→ **What the task requires**
Copy out the lines from the one containing "max-force-value: 1933Lb @" through the one containing "x-tick-label: 220 [957,580,994,605]", reproducing each character as it appears.

→ **Given records**
================================

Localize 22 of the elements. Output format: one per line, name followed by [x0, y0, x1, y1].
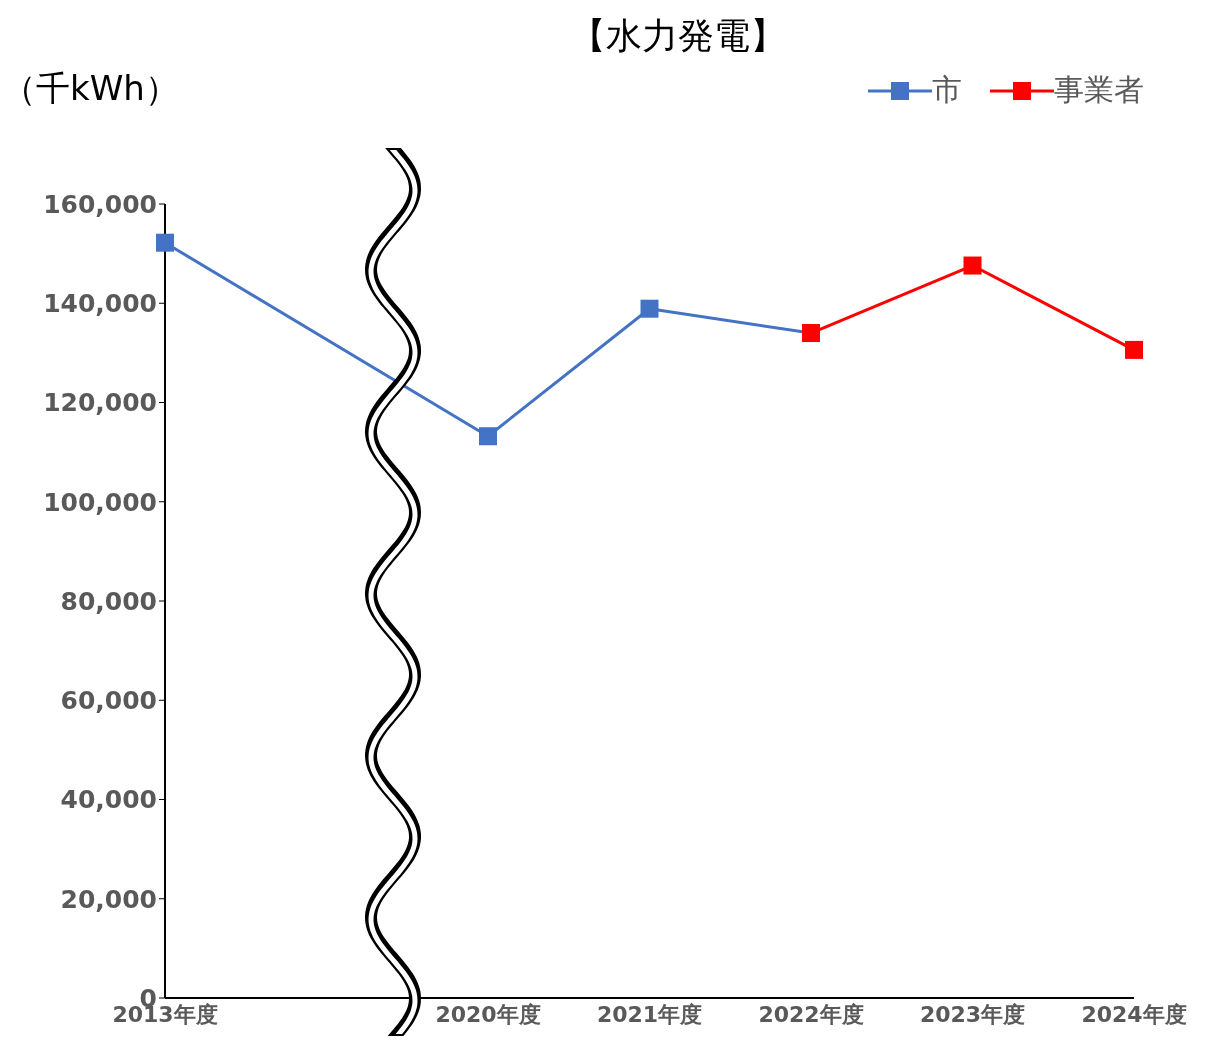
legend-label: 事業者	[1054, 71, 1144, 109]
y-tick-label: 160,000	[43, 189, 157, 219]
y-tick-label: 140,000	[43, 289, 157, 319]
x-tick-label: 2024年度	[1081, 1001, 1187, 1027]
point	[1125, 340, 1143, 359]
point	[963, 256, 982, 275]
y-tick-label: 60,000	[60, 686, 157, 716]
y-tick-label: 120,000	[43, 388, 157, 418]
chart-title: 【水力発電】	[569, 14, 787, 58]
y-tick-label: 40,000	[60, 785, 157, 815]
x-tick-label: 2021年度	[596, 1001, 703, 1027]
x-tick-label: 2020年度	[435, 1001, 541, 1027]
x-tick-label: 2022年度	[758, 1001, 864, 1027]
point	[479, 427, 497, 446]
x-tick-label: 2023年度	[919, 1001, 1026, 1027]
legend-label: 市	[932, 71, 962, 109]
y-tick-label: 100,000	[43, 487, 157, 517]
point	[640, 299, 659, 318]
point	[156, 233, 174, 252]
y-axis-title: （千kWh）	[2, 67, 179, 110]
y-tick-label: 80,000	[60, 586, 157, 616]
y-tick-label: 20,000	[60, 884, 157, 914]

================================

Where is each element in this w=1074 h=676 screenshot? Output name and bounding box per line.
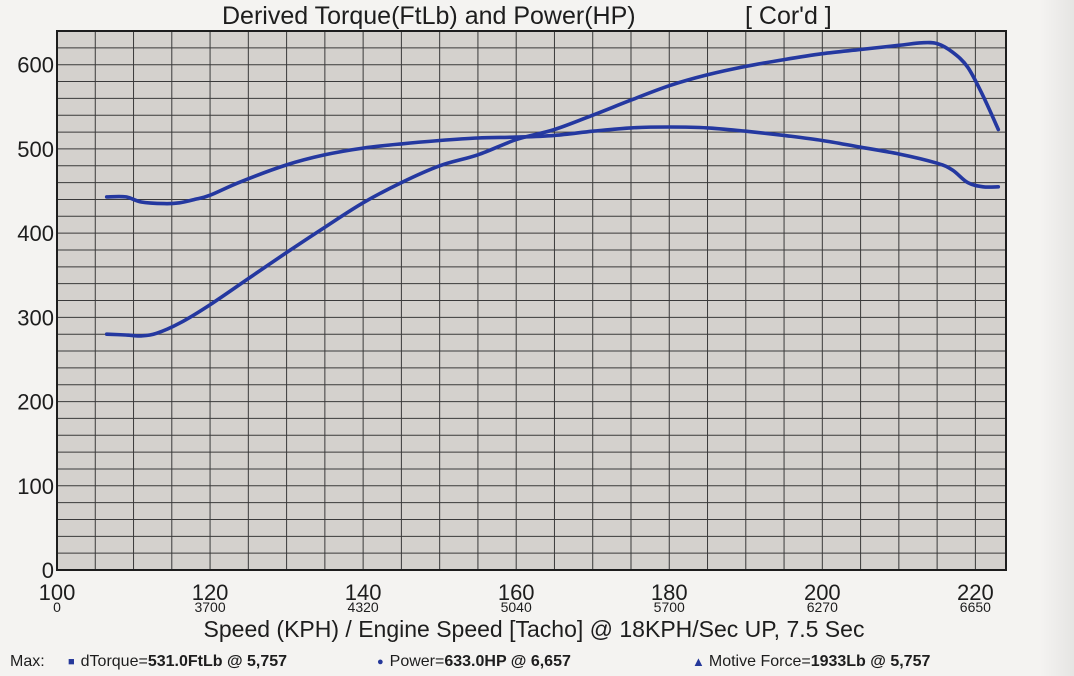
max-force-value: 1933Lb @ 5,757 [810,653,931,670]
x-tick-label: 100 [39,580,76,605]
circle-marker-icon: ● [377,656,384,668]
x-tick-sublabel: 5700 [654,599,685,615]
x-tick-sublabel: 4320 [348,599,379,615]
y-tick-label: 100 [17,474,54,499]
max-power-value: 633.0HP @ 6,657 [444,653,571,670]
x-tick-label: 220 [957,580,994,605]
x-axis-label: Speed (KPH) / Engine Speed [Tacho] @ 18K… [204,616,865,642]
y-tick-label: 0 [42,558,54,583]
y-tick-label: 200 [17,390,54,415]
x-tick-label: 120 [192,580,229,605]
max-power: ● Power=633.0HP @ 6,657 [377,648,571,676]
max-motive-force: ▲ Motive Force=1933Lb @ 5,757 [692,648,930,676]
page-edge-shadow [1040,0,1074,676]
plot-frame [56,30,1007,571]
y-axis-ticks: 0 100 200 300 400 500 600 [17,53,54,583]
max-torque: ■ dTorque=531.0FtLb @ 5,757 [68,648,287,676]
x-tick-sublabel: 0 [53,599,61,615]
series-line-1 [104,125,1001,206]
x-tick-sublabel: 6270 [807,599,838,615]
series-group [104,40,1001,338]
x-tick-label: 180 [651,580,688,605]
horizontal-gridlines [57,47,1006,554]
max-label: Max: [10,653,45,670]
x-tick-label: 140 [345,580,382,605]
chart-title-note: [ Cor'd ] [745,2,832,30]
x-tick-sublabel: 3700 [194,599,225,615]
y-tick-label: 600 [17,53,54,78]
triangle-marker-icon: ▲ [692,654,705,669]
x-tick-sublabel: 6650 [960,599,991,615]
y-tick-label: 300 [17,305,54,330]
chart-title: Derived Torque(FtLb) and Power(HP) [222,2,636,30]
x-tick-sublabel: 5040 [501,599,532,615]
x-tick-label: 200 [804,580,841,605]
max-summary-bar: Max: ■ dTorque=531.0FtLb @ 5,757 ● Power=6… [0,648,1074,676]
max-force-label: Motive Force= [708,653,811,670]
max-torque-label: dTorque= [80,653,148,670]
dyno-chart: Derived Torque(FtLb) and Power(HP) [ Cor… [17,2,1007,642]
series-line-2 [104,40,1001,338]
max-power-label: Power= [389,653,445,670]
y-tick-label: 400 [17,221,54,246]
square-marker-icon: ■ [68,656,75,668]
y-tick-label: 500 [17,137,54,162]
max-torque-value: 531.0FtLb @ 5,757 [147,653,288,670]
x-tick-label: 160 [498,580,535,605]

================================

→ **Task answer**
max-force-value: 1933Lb @ 5,757 [810,653,931,670]
x-tick-label: 100 [39,580,76,605]
circle-marker-icon: ● [377,656,384,668]
x-tick-sublabel: 5700 [654,599,685,615]
x-tick-sublabel: 4320 [348,599,379,615]
y-tick-label: 100 [17,474,54,499]
max-power-value: 633.0HP @ 6,657 [444,653,571,670]
x-tick-label: 220 [957,580,994,605]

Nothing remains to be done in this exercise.